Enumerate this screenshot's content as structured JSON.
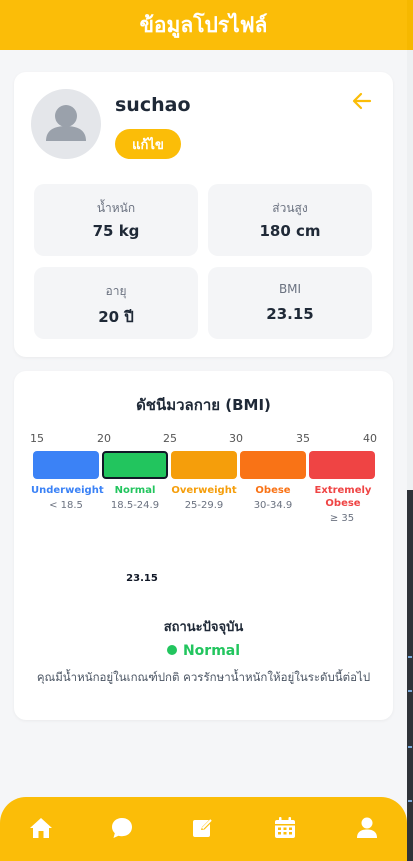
{
  "header": {
    "title": "ข้อมูลโปรไฟล์"
  },
  "profile": {
    "username": "suchao",
    "edit_label": "แก้ไข",
    "stats": {
      "weight": {
        "label": "น้ำหนัก",
        "value": "75 kg"
      },
      "height": {
        "label": "ส่วนสูง",
        "value": "180 cm"
      },
      "age": {
        "label": "อายุ",
        "value": "20 ปี"
      },
      "bmi": {
        "label": "BMI",
        "value": "23.15"
      }
    }
  },
  "bmi": {
    "title": "ดัชนีมวลกาย (BMI)",
    "scale": [
      "15",
      "20",
      "25",
      "30",
      "35",
      "40"
    ],
    "categories": [
      {
        "name": "Underweight",
        "range": "< 18.5",
        "color": "#3b82f6"
      },
      {
        "name": "Normal",
        "range": "18.5-24.9",
        "color": "#22c55e"
      },
      {
        "name": "Overweight",
        "range": "25-29.9",
        "color": "#f59e0b"
      },
      {
        "name": "Obese",
        "range": "30-34.9",
        "color": "#f97316"
      },
      {
        "name": "Extremely Obese",
        "range": "≥ 35",
        "color": "#ef4444"
      }
    ],
    "active_category": "Normal",
    "value": "23.15",
    "status_label": "สถานะปัจจุบัน",
    "status": "Normal",
    "status_desc": "คุณมีน้ำหนักอยู่ในเกณฑ์ปกติ ควรรักษาน้ำหนักให้อยู่ในระดับนี้ต่อไป"
  },
  "nav": {
    "items": [
      "home-icon",
      "chat-icon",
      "edit-icon",
      "calendar-icon",
      "user-icon"
    ]
  },
  "colors": {
    "brand": "#fbbd08",
    "status_ok": "#22c55e"
  }
}
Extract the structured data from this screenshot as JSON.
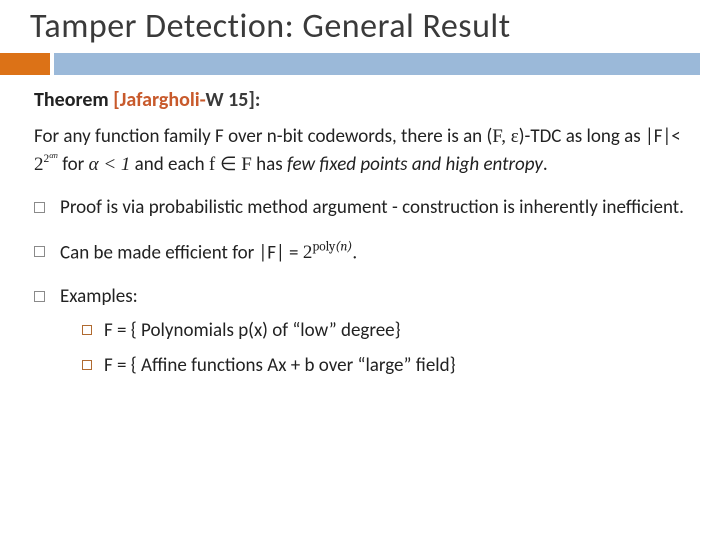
{
  "title": "Tamper Detection: General Result",
  "theorem_label": "Theorem",
  "cite_prefix": "[Jafargholi-",
  "cite_suffix": "W 15]:",
  "para_pre": "For any function family ",
  "para_F": "F",
  "para_mid1": " over  n-bit codewords, there is an (",
  "para_Feps": "F, ε",
  "para_mid2": ")-TDC as long as |",
  "para_F2": "F",
  "para_mid3": "|< ",
  "para_expr_base": "2",
  "para_expr_exp1": "2",
  "para_expr_exp2": "αn",
  "para_for": " for ",
  "para_alpha": "α < 1",
  "para_and": " and each  ",
  "para_fmem": "f ∈ F",
  "para_has": " has ",
  "para_fix": "few fixed points",
  "para_and2": " and ",
  "para_high": "high entropy",
  "para_dot": ".",
  "b1": "Proof is via probabilistic method argument  -  construction is inherently inefficient.",
  "b2_pre": "Can be made efficient for  |F| = ",
  "b2_base": "2",
  "b2_poly": "poly",
  "b2_n": "(n)",
  "b2_dot": ".",
  "b3": "Examples:",
  "s1": "F = { Polynomials p(x) of “low” degree}",
  "s2": "F = { Affine functions Ax + b over “large” field}"
}
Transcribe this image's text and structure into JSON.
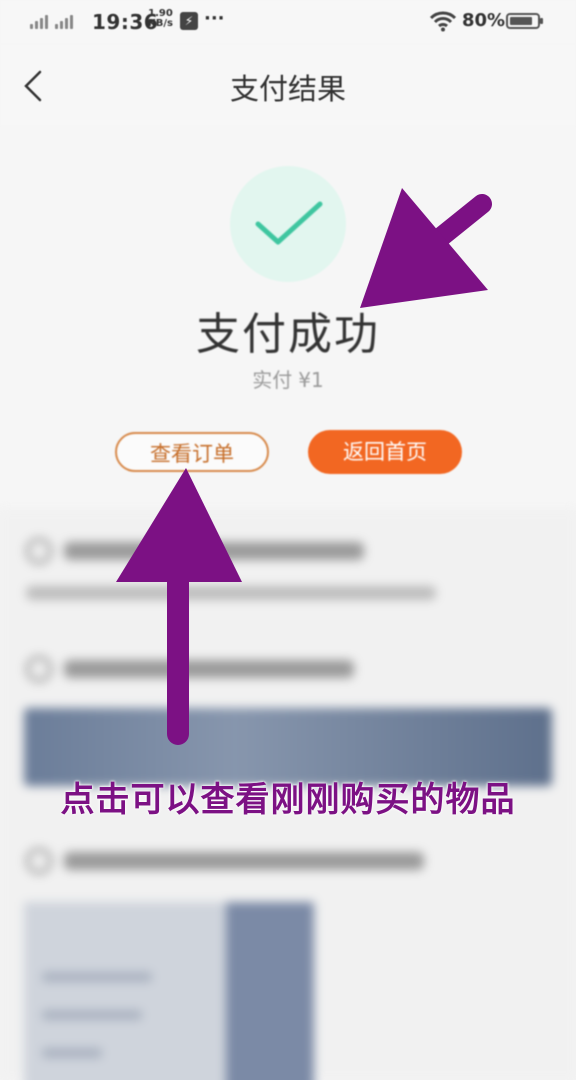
{
  "status_bar": {
    "time": "19:36",
    "speed_value": "1.90",
    "speed_unit": "KB/s",
    "more": "···",
    "battery": "80%"
  },
  "header": {
    "title": "支付结果"
  },
  "result": {
    "title": "支付成功",
    "paid_label": "实付",
    "paid_amount": "¥1",
    "view_order_button": "查看订单",
    "home_button": "返回首页"
  },
  "annotation": {
    "caption": "点击可以查看刚刚购买的物品",
    "color": "#7c1184"
  },
  "colors": {
    "accent_orange": "#f26722",
    "success_green": "#3fc6a0"
  }
}
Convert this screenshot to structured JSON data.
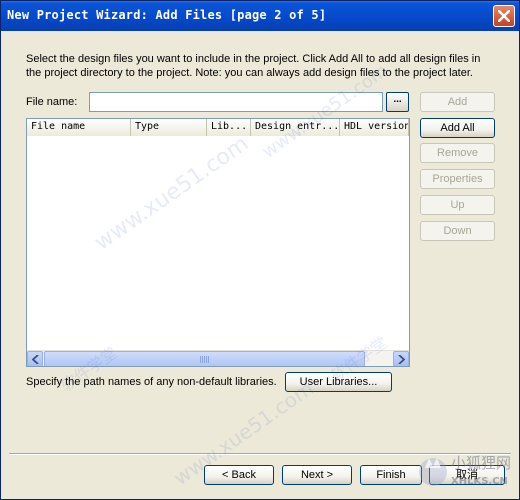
{
  "window": {
    "title": "New Project Wizard: Add Files [page 2 of 5]",
    "instructions": "Select the design files you want to include in the project. Click Add All to add all design files in the project directory to the project. Note: you can always add design files to the project later."
  },
  "file_name": {
    "label": "File name:",
    "value": "",
    "browse_label": "..."
  },
  "table": {
    "columns": [
      "File name",
      "Type",
      "Lib...",
      "Design entr...",
      "HDL version"
    ],
    "rows": []
  },
  "side_buttons": {
    "add": "Add",
    "add_all": "Add All",
    "remove": "Remove",
    "properties": "Properties",
    "up": "Up",
    "down": "Down"
  },
  "libraries": {
    "text": "Specify the path names of any non-default libraries.",
    "button": "User Libraries..."
  },
  "footer": {
    "back": "< Back",
    "next": "Next >",
    "finish": "Finish",
    "cancel": "取消"
  },
  "watermark": {
    "site": "www.xue51.com",
    "cn_text": "软件学堂",
    "logo_text": "小狐狸网",
    "logo_domain": "XHLKS.CN"
  },
  "colors": {
    "titlebar": "#0548c8",
    "dialog": "#ece9d8",
    "close_button": "#c4411e",
    "border": "#003c74"
  }
}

----

* BRIEF
Set down the material exactly, every line of it, except for the pictures.

* EXERCISE RESPONSE
Enumerate this screenshot's content as structured JSON.
{
  "header": {
    "title": "ข้อมูลโปรไฟล์"
  },
  "profile": {
    "username": "suchao",
    "edit_label": "แก้ไข",
    "stats": {
      "weight": {
        "label": "น้ำหนัก",
        "value": "75 kg"
      },
      "height": {
        "label": "ส่วนสูง",
        "value": "180 cm"
      },
      "age": {
        "label": "อายุ",
        "value": "20 ปี"
      },
      "bmi": {
        "label": "BMI",
        "value": "23.15"
      }
    }
  },
  "bmi": {
    "title": "ดัชนีมวลกาย (BMI)",
    "scale": [
      "15",
      "20",
      "25",
      "30",
      "35",
      "40"
    ],
    "categories": [
      {
        "name": "Underweight",
        "range": "< 18.5",
        "color": "#3b82f6"
      },
      {
        "name": "Normal",
        "range": "18.5-24.9",
        "color": "#22c55e"
      },
      {
        "name": "Overweight",
        "range": "25-29.9",
        "color": "#f59e0b"
      },
      {
        "name": "Obese",
        "range": "30-34.9",
        "color": "#f97316"
      },
      {
        "name": "Extremely Obese",
        "range": "≥ 35",
        "color": "#ef4444"
      }
    ],
    "active_category": "Normal",
    "value": "23.15",
    "status_label": "สถานะปัจจุบัน",
    "status": "Normal",
    "status_desc": "คุณมีน้ำหนักอยู่ในเกณฑ์ปกติ ควรรักษาน้ำหนักให้อยู่ในระดับนี้ต่อไป"
  },
  "nav": {
    "items": [
      "home-icon",
      "chat-icon",
      "edit-icon",
      "calendar-icon",
      "user-icon"
    ]
  },
  "colors": {
    "brand": "#fbbd08",
    "status_ok": "#22c55e"
  }
}
Extract the structured data from this screenshot as JSON.
{
  "title": "Tamper Detection: General Result",
  "theorem_label": "Theorem",
  "cite_prefix": "[Jafargholi-",
  "cite_suffix": "W 15]:",
  "para_pre": "For any function family ",
  "para_F": "F",
  "para_mid1": " over  n-bit codewords, there is an (",
  "para_Feps": "F, ε",
  "para_mid2": ")-TDC as long as |",
  "para_F2": "F",
  "para_mid3": "|< ",
  "para_expr_base": "2",
  "para_expr_exp1": "2",
  "para_expr_exp2": "αn",
  "para_for": " for ",
  "para_alpha": "α < 1",
  "para_and": " and each  ",
  "para_fmem": "f ∈ F",
  "para_has": " has ",
  "para_fix": "few fixed points",
  "para_and2": " and ",
  "para_high": "high entropy",
  "para_dot": ".",
  "b1": "Proof is via probabilistic method argument  -  construction is inherently inefficient.",
  "b2_pre": "Can be made efficient for  |F| = ",
  "b2_base": "2",
  "b2_poly": "poly",
  "b2_n": "(n)",
  "b2_dot": ".",
  "b3": "Examples:",
  "s1": "F = { Polynomials p(x) of “low” degree}",
  "s2": "F = { Affine functions Ax + b over “large” field}"
}
Transcribe this image's text and structure into JSON.
{
  "status_bar": {
    "time": "19:36",
    "speed_value": "1.90",
    "speed_unit": "KB/s",
    "more": "···",
    "battery": "80%"
  },
  "header": {
    "title": "支付结果"
  },
  "result": {
    "title": "支付成功",
    "paid_label": "实付",
    "paid_amount": "¥1",
    "view_order_button": "查看订单",
    "home_button": "返回首页"
  },
  "annotation": {
    "caption": "点击可以查看刚刚购买的物品",
    "color": "#7c1184"
  },
  "colors": {
    "accent_orange": "#f26722",
    "success_green": "#3fc6a0"
  }
}
Convert this screenshot to structured JSON data.
{
  "window": {
    "title": "New Project Wizard: Add Files [page 2 of 5]",
    "instructions": "Select the design files you want to include in the project. Click Add All to add all design files in the project directory to the project. Note: you can always add design files to the project later."
  },
  "file_name": {
    "label": "File name:",
    "value": "",
    "browse_label": "..."
  },
  "table": {
    "columns": [
      "File name",
      "Type",
      "Lib...",
      "Design entr...",
      "HDL version"
    ],
    "rows": []
  },
  "side_buttons": {
    "add": "Add",
    "add_all": "Add All",
    "remove": "Remove",
    "properties": "Properties",
    "up": "Up",
    "down": "Down"
  },
  "libraries": {
    "text": "Specify the path names of any non-default libraries.",
    "button": "User Libraries..."
  },
  "footer": {
    "back": "< Back",
    "next": "Next >",
    "finish": "Finish",
    "cancel": "取消"
  },
  "watermark": {
    "site": "www.xue51.com",
    "cn_text": "软件学堂",
    "logo_text": "小狐狸网",
    "logo_domain": "XHLKS.CN"
  },
  "colors": {
    "titlebar": "#0548c8",
    "dialog": "#ece9d8",
    "close_button": "#c4411e",
    "border": "#003c74"
  }
}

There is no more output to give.